● Stated task: Extract the passage of the Game of Thrones review from "But, in recent" up to and including "good times roll.", copying it word for word.
**** Source extract
Game of Thrones. When you started, I thought you were a little bit on the dull side, but definitely a show with potential. After all, you had an amazing cast and a shit ton of money – all the ingredients were there for you to be something truly special. And you know what, unlike most things these days, you lived up to it! In your heyday, you were pretty untouchable. Shocking to the max, with an incredible story that swept you up in its continuous rapes, betrayals and dragons, never once letting you go. I loved the show, I loved the books. I couldn’t get enough of you.
But, in recent times, you really do seem to have lost your sparkle. I spent most of season five thinking ‘Huh? What? Why?’ That’s not how I wanted to feel about you! As that lovely nun who delights in torturing condemned women in the sept of Baelor would say, last year just seemed to list shame, after shame, after shame.
Is it going to be any better this year? Well, if Sunday night’s premiere is anything to go off, it’s looking pretty good. In a completely non-geekgasm way, I loved the absolute hell out of it. Even if it seemed to end just as it was getting going. But even at its best, Game of Thrones is never without shame. And these must be laid bare. It is known.
So sit back as we delve into a brand new series of Shame of Thrones. And let the good times roll.
Shame on you (i)
Okay, so there’s a continuous elephant in the room here, left over from season five, that we’ll open this shaming with.
The brutal butchering of the tiny bit of character development that Sansa Stark (Sophie Turner) received last season by having her raped by Ramsay (Iwan Rheon) was, urm, not the most popular plot twist the show has ever done, and this season will have to deal with the aftermath of that. Will Sansa ever recover and become the Dark Sansa season four promised? Will she ever catch a sodding break?
Well, if any of you were hoping for a stronger, revengeful Sansa this year, you’re going to be sadly disappointed by what we saw here. It was Theon (Alfie Allen) who was doing all the work, practically carrying Sansa to safety and willing to give himself back to Ramsay to save her – and I guess we’re just forgetting that last time we saw them both, they had kind of jumped off a 200-foot high wall. Well, at least this was a good episode for Theon. He may have lost his balls, but he was pretty damn brave here.
Of course, it wasn’t only Theon saving the day. Brienne (Gwendoline Christie), fresh from being utterly wasted in the latest Star Wars movie and awesome as ever, rides in to take on six men at once, a feat only Brienne and Bronn (Jerome Flynn) can make look remotely feasible. Hell, it seems she’s even been training good old Pod (Daniel Portman) to lend a hand. But let’s add an extra shame here: she just happened to be riding by exactly when Sansa needed her most? I expect that type of easy writing from the gazillion silly but entertaining superhero shows currently on the box, but not Game of Thrones.
********
**** Stored data
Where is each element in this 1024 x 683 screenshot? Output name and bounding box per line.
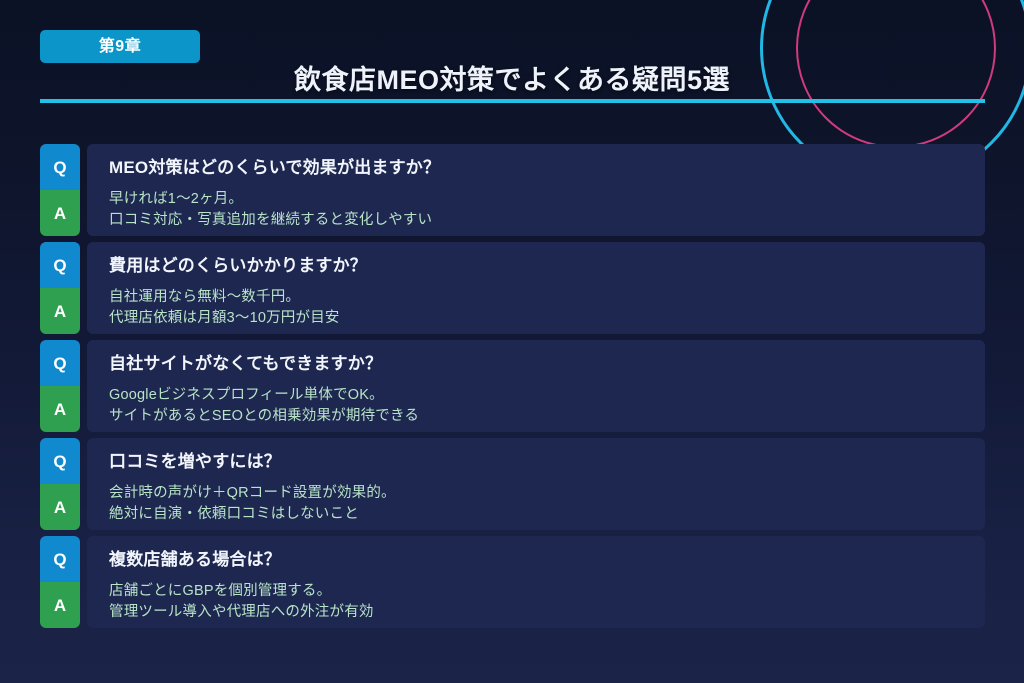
answer-badge: A — [40, 582, 80, 628]
faq-answer: 自社運用なら無料〜数千円。 代理店依頼は月額3〜10万円が目安 — [109, 287, 965, 328]
chapter-badge-label: 第9章 — [99, 39, 141, 55]
faq-card: Q A 複数店舗ある場合は？ 店舗ごとにGBPを個別管理する。 管理ツール導入や… — [40, 536, 985, 628]
question-badge: Q — [40, 340, 80, 386]
answer-badge: A — [40, 190, 80, 236]
faq-card-body: 複数店舗ある場合は？ 店舗ごとにGBPを個別管理する。 管理ツール導入や代理店へ… — [87, 536, 985, 628]
qa-badge-column: Q A — [40, 242, 80, 334]
answer-badge: A — [40, 386, 80, 432]
slide-root: 第9章 飲食店MEO対策でよくある疑問5選 Q A MEO対策はどのくらいで効果… — [0, 0, 1024, 683]
qa-badge-column: Q A — [40, 438, 80, 530]
faq-question: MEO対策はどのくらいで効果が出ますか？ — [109, 157, 965, 178]
faq-answer: Googleビジネスプロフィール単体でOK。 サイトがあるとSEOとの相乗効果が… — [109, 385, 965, 426]
faq-card: Q A MEO対策はどのくらいで効果が出ますか？ 早ければ1〜2ヶ月。 口コミ対… — [40, 144, 985, 236]
qa-badge-column: Q A — [40, 144, 80, 236]
question-badge: Q — [40, 144, 80, 190]
faq-card: Q A 口コミを増やすには？ 会計時の声がけ＋QRコード設置が効果的。 絶対に自… — [40, 438, 985, 530]
faq-list: Q A MEO対策はどのくらいで効果が出ますか？ 早ければ1〜2ヶ月。 口コミ対… — [40, 144, 985, 634]
faq-question: 自社サイトがなくてもできますか？ — [109, 353, 965, 374]
faq-question: 口コミを増やすには？ — [109, 451, 965, 472]
faq-answer: 早ければ1〜2ヶ月。 口コミ対応・写真追加を継続すると変化しやすい — [109, 189, 965, 230]
faq-card-body: 費用はどのくらいかかりますか？ 自社運用なら無料〜数千円。 代理店依頼は月額3〜… — [87, 242, 985, 334]
question-badge: Q — [40, 438, 80, 484]
answer-badge: A — [40, 484, 80, 530]
question-badge: Q — [40, 242, 80, 288]
faq-answer: 会計時の声がけ＋QRコード設置が効果的。 絶対に自演・依頼口コミはしないこと — [109, 483, 965, 524]
faq-question: 複数店舗ある場合は？ — [109, 549, 965, 570]
chapter-badge: 第9章 — [40, 30, 200, 63]
faq-card: Q A 自社サイトがなくてもできますか？ Googleビジネスプロフィール単体で… — [40, 340, 985, 432]
qa-badge-column: Q A — [40, 536, 80, 628]
faq-card-body: 自社サイトがなくてもできますか？ Googleビジネスプロフィール単体でOK。 … — [87, 340, 985, 432]
question-badge: Q — [40, 536, 80, 582]
page-title: 飲食店MEO対策でよくある疑問5選 — [0, 64, 1024, 96]
faq-card: Q A 費用はどのくらいかかりますか？ 自社運用なら無料〜数千円。 代理店依頼は… — [40, 242, 985, 334]
faq-card-body: MEO対策はどのくらいで効果が出ますか？ 早ければ1〜2ヶ月。 口コミ対応・写真… — [87, 144, 985, 236]
title-divider — [40, 99, 985, 103]
faq-question: 費用はどのくらいかかりますか？ — [109, 255, 965, 276]
qa-badge-column: Q A — [40, 340, 80, 432]
answer-badge: A — [40, 288, 80, 334]
faq-card-body: 口コミを増やすには？ 会計時の声がけ＋QRコード設置が効果的。 絶対に自演・依頼… — [87, 438, 985, 530]
faq-answer: 店舗ごとにGBPを個別管理する。 管理ツール導入や代理店への外注が有効 — [109, 581, 965, 622]
slide-header: 第9章 飲食店MEO対策でよくある疑問5選 — [0, 0, 1024, 112]
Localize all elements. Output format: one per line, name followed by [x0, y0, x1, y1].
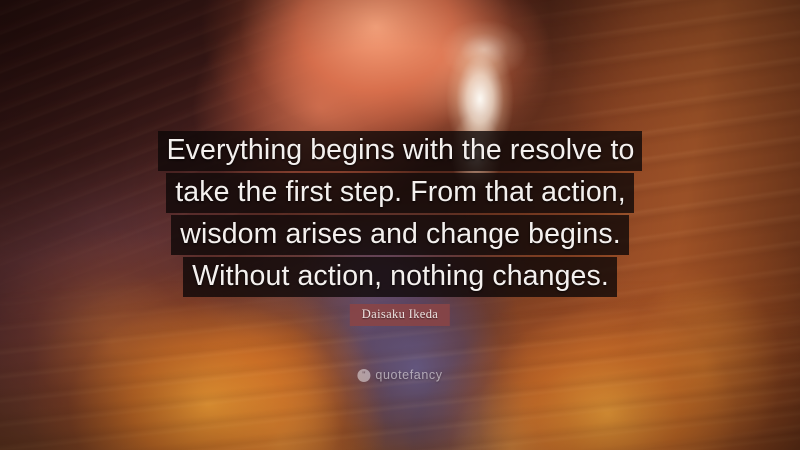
quote-line: Without action, nothing changes. [183, 257, 617, 297]
quote-image-canvas: Everything begins with the resolve to ta… [0, 0, 800, 450]
quote-line: Everything begins with the resolve to [158, 131, 643, 171]
quotefancy-wordmark: quotefancy [375, 368, 442, 382]
author-attribution: Daisaku Ikeda [350, 304, 450, 326]
quote-line: wisdom arises and change begins. [171, 215, 628, 255]
quotefancy-logo-icon: " [357, 369, 370, 382]
quotefancy-watermark: " quotefancy [357, 368, 442, 382]
quote-line: take the first step. From that action, [166, 173, 634, 213]
quote-text-block: Everything begins with the resolve to ta… [0, 131, 800, 299]
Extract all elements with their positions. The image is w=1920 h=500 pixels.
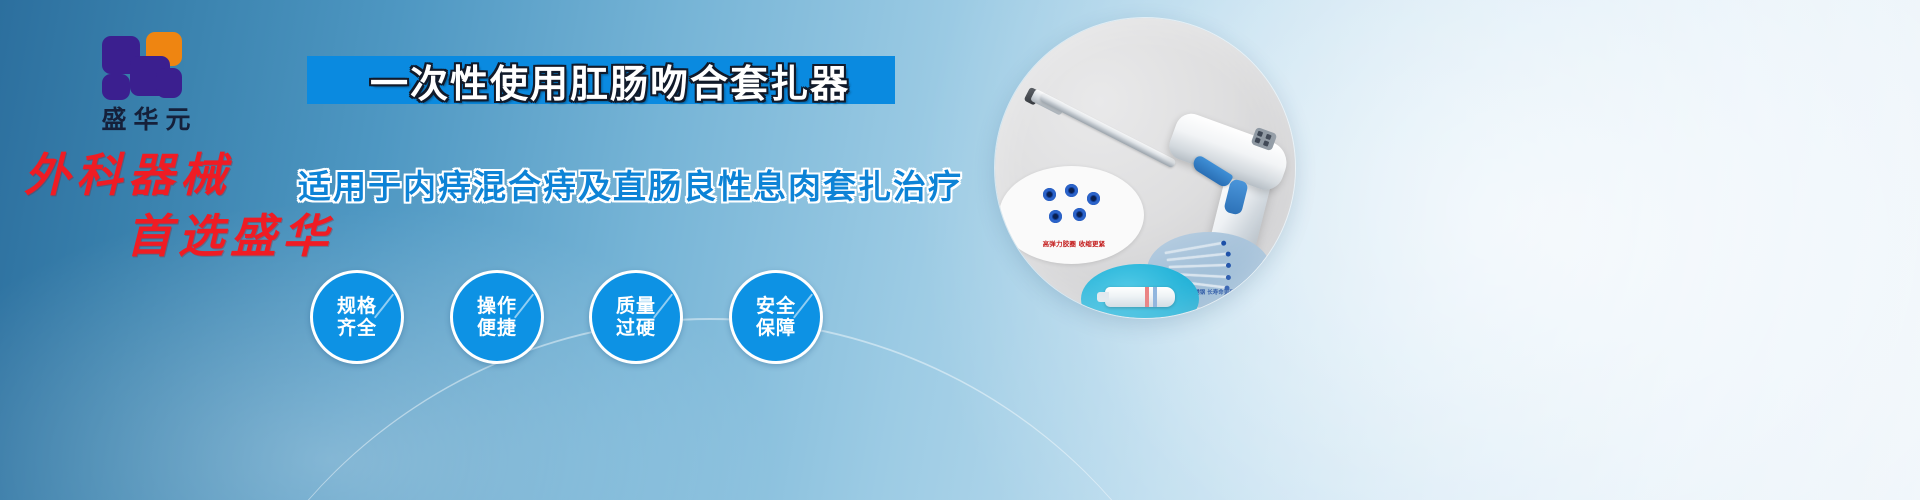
logo-square-purple-3 [102,74,130,100]
product-photo: 高弹力胶圈 收缩更紧 进口不锈钢 长寿命更耐用 [995,18,1295,318]
rubber-rings-inset: 高弹力胶圈 收缩更紧 [999,166,1144,264]
feature-badge-line-2: 齐全 [337,317,377,339]
feature-badge-operation[interactable]: 操作 便捷 [450,270,544,364]
feature-badge-line-1: 质量 [616,295,656,317]
feature-badge-quality[interactable]: 质量 过硬 [589,270,683,364]
rubber-ring-icon [1049,210,1062,223]
rubber-rings-label: 高弹力胶圈 收缩更紧 [1015,238,1133,248]
needle-icon [1169,264,1229,268]
needle-icon [1167,253,1229,261]
feature-badge-list: 规格 齐全 操作 便捷 质量 过硬 安全 保障 [310,270,850,375]
cartridge-tip [1097,292,1109,302]
brand-name: 盛华元 [56,106,236,134]
feature-badge-line-2: 保障 [756,317,796,339]
cartridge-icon [1105,287,1175,307]
page-title: 一次性使用肛肠吻合套扎器 [330,54,890,106]
feature-badge-specifications[interactable]: 规格 齐全 [310,270,404,364]
rubber-ring-icon [1065,184,1078,197]
cartridge-band [1145,287,1149,307]
device-shaft [1039,92,1177,168]
brand-logo: 盛华元 [56,28,236,134]
feature-badge-safety[interactable]: 安全 保障 [729,270,823,364]
rubber-ring-icon [1073,208,1086,221]
feature-badge-line-2: 便捷 [477,317,517,339]
needle-icon [1165,242,1224,254]
rubber-ring-icon [1087,192,1100,205]
feature-badge-line-1: 规格 [337,295,377,317]
logo-square-purple-4 [156,68,182,98]
feature-badge-line-1: 安全 [756,295,796,317]
feature-badge-line-1: 操作 [477,295,517,317]
cartridge-band [1153,287,1157,307]
page-subtitle: 适用于内痔混合痔及直肠良性息肉套扎治疗 [298,160,898,208]
feature-badge-line-2: 过硬 [616,317,656,339]
promo-banner: 盛华元 外科器械 首选盛华 一次性使用肛肠吻合套扎器 适用于内痔混合痔及直肠良性… [0,0,1920,500]
rubber-ring-icon [1043,188,1056,201]
logo-mark-icon [100,28,192,102]
calligraphy-line-2: 首选盛华 [126,211,348,262]
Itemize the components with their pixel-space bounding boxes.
********
● Exercise output:
But, in recent times, you really do seem to have lost your sparkle. I spent most of season five thinking ‘Huh? What? Why?’ That’s not how I wanted to feel about you! As that lovely nun who delights in torturing condemned women in the sept of Baelor would say, last year just seemed to list shame, after shame, after shame.
Is it going to be any better this year? Well, if Sunday night’s premiere is anything to go off, it’s looking pretty good. In a completely non-geekgasm way, I loved the absolute hell out of it. Even if it seemed to end just as it was getting going. But even at its best, Game of Thrones is never without shame. And these must be laid bare. It is known.
So sit back as we delve into a brand new series of Shame of Thrones. And let the good times roll.